[Dataset rows]
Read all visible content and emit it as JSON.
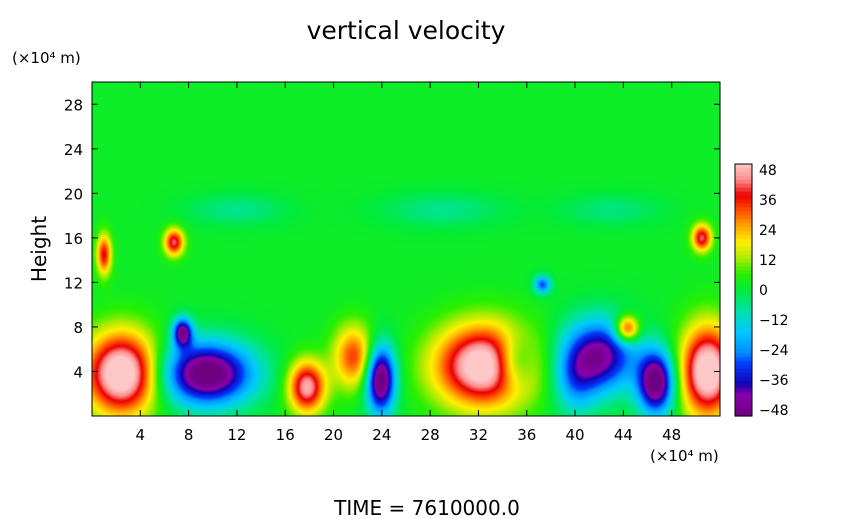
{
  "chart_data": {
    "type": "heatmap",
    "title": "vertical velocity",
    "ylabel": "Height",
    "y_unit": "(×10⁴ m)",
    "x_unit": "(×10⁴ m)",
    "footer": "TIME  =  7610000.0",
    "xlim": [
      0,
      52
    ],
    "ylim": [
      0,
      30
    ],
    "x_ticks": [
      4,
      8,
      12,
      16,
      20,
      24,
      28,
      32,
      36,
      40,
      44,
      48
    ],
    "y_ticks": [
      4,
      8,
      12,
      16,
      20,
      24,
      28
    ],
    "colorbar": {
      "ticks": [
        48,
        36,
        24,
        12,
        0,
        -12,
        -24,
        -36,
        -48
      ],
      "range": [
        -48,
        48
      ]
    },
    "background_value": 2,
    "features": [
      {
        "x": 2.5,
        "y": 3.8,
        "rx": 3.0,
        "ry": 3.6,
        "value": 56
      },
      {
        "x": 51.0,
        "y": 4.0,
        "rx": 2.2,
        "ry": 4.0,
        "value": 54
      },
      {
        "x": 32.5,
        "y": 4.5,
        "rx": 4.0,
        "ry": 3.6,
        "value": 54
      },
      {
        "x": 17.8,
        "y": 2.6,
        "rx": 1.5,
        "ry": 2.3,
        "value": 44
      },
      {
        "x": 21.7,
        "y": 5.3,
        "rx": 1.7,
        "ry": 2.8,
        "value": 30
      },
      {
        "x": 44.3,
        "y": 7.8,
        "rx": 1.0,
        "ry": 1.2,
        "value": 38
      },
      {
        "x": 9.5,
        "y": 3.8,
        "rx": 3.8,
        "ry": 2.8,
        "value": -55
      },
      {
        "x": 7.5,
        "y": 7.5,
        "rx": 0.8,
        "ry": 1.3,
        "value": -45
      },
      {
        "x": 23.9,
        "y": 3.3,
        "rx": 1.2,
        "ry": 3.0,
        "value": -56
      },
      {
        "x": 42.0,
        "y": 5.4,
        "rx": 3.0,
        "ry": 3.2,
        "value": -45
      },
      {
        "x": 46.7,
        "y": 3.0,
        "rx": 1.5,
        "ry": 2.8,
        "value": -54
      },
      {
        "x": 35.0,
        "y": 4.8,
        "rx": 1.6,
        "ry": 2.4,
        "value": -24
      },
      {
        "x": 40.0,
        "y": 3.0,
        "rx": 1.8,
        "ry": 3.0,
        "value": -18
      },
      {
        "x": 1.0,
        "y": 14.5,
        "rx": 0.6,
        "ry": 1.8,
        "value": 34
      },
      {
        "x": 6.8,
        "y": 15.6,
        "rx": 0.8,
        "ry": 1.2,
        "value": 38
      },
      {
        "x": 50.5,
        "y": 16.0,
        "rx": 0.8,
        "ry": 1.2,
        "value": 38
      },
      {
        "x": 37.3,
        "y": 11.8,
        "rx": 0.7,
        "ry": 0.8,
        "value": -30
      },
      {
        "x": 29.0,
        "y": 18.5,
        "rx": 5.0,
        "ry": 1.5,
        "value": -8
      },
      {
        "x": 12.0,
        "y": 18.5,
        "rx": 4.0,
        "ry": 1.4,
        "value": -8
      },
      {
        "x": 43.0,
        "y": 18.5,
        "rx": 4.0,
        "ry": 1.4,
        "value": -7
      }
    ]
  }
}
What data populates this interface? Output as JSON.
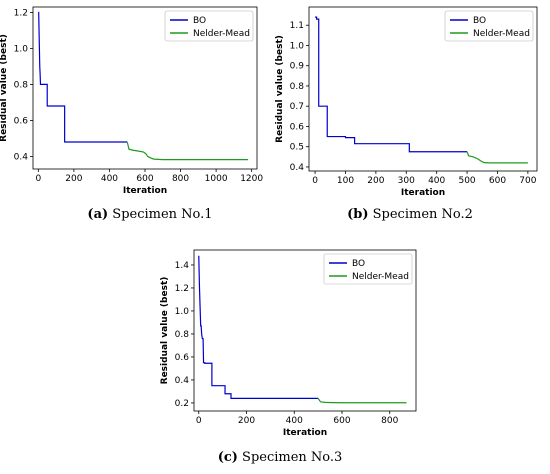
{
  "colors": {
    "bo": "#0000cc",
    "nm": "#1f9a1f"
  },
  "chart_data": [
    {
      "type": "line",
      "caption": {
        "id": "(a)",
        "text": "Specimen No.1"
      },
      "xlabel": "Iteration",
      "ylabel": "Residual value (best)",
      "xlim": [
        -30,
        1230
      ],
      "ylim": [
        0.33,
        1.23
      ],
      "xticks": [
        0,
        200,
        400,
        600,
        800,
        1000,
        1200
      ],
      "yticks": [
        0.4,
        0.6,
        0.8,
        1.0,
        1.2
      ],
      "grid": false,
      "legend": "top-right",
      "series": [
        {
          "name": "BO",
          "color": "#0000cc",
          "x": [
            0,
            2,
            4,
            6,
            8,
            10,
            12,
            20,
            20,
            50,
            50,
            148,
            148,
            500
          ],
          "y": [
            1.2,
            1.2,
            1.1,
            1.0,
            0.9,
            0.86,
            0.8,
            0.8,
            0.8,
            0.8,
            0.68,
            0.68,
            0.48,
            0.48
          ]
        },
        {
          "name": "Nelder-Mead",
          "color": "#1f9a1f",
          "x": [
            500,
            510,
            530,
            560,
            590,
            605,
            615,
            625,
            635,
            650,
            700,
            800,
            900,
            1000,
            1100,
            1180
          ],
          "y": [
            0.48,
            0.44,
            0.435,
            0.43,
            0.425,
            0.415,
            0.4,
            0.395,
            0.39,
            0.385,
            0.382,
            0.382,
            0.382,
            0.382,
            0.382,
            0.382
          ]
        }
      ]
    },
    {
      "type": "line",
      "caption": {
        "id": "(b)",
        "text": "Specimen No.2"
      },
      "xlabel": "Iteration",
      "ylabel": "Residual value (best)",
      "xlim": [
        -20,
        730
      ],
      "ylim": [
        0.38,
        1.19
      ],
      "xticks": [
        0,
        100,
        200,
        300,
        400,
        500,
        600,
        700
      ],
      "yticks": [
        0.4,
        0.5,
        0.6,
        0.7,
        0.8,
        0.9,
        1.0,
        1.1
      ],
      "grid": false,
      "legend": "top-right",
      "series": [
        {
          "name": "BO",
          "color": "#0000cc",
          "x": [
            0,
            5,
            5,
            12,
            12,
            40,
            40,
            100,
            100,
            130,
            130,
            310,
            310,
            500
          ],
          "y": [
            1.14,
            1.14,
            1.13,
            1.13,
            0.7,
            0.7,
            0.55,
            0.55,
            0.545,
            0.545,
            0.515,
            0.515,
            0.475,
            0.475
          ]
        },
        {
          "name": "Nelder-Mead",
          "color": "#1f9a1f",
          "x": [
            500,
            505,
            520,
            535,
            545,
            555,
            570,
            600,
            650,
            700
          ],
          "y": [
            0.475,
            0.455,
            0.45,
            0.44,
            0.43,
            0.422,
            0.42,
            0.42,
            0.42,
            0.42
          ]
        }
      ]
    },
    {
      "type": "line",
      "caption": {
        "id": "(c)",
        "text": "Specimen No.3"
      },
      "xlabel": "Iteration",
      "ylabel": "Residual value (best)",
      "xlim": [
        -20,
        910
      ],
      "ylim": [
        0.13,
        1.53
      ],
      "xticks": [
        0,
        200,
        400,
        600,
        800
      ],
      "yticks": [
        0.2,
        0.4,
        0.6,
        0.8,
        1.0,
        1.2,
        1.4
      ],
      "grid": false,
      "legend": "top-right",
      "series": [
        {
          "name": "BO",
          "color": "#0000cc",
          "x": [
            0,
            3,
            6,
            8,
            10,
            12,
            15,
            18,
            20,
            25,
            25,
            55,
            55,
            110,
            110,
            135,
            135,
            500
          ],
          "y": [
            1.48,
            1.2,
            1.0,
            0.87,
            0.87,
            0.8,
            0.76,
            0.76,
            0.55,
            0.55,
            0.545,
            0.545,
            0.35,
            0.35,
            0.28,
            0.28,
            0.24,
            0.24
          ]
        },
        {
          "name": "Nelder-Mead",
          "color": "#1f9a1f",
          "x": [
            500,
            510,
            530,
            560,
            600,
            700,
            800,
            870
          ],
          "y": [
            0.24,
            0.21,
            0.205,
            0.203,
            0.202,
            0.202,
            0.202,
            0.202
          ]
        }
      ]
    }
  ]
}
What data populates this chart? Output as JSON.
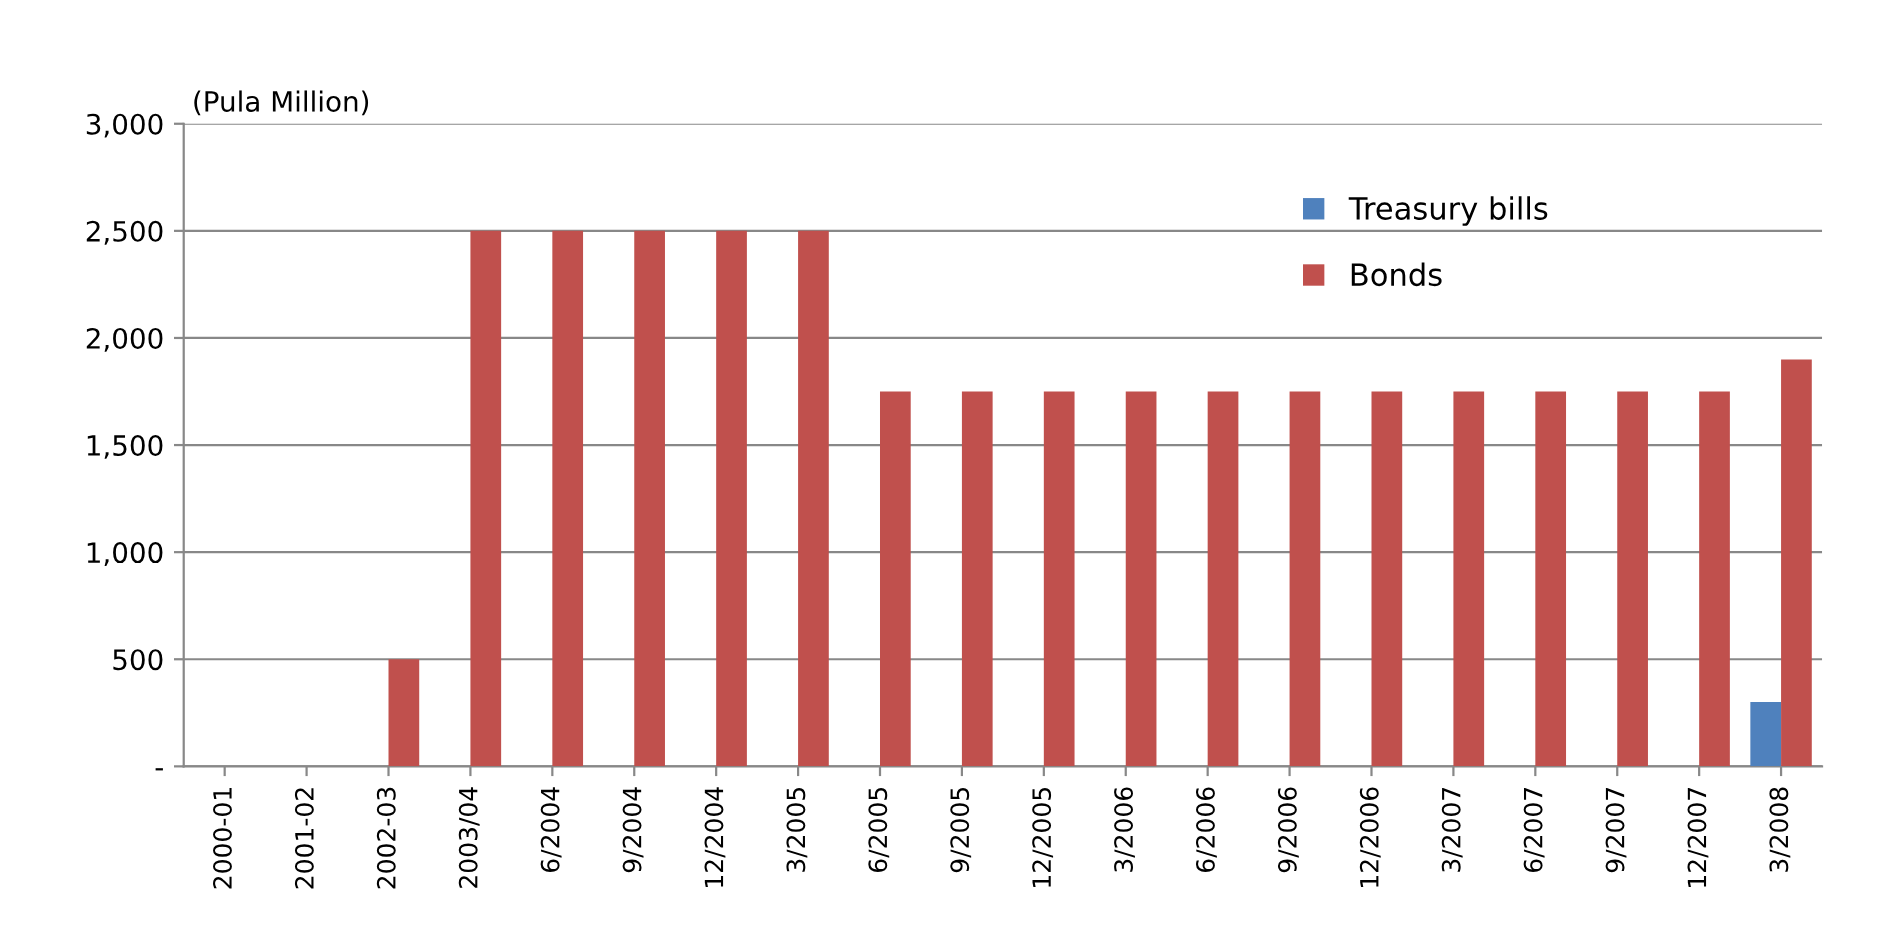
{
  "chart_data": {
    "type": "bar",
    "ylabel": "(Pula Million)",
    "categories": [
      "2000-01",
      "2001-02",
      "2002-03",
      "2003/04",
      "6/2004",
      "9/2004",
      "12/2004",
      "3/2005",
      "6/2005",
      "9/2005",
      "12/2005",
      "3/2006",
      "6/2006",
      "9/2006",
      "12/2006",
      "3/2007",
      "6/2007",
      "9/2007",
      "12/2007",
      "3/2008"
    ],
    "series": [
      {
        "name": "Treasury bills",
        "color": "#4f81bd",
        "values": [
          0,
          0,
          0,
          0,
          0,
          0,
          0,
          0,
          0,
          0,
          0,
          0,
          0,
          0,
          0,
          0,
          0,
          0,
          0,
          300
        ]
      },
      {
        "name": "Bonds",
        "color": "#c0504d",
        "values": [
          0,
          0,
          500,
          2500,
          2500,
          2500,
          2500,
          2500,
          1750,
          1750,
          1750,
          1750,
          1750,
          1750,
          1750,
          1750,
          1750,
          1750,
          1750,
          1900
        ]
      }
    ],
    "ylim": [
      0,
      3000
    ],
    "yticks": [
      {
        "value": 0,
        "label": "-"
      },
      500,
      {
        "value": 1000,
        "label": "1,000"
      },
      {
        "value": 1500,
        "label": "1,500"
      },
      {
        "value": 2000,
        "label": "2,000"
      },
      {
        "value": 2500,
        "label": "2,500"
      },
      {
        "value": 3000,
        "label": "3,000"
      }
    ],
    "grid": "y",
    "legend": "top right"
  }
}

▶ **Stated exercise**:
Out of the material above, select every line that holds the string "Output".

▶ **Complete answer**:
What data populates this interface? Output as JSON.
What data populates this chart? Output as JSON.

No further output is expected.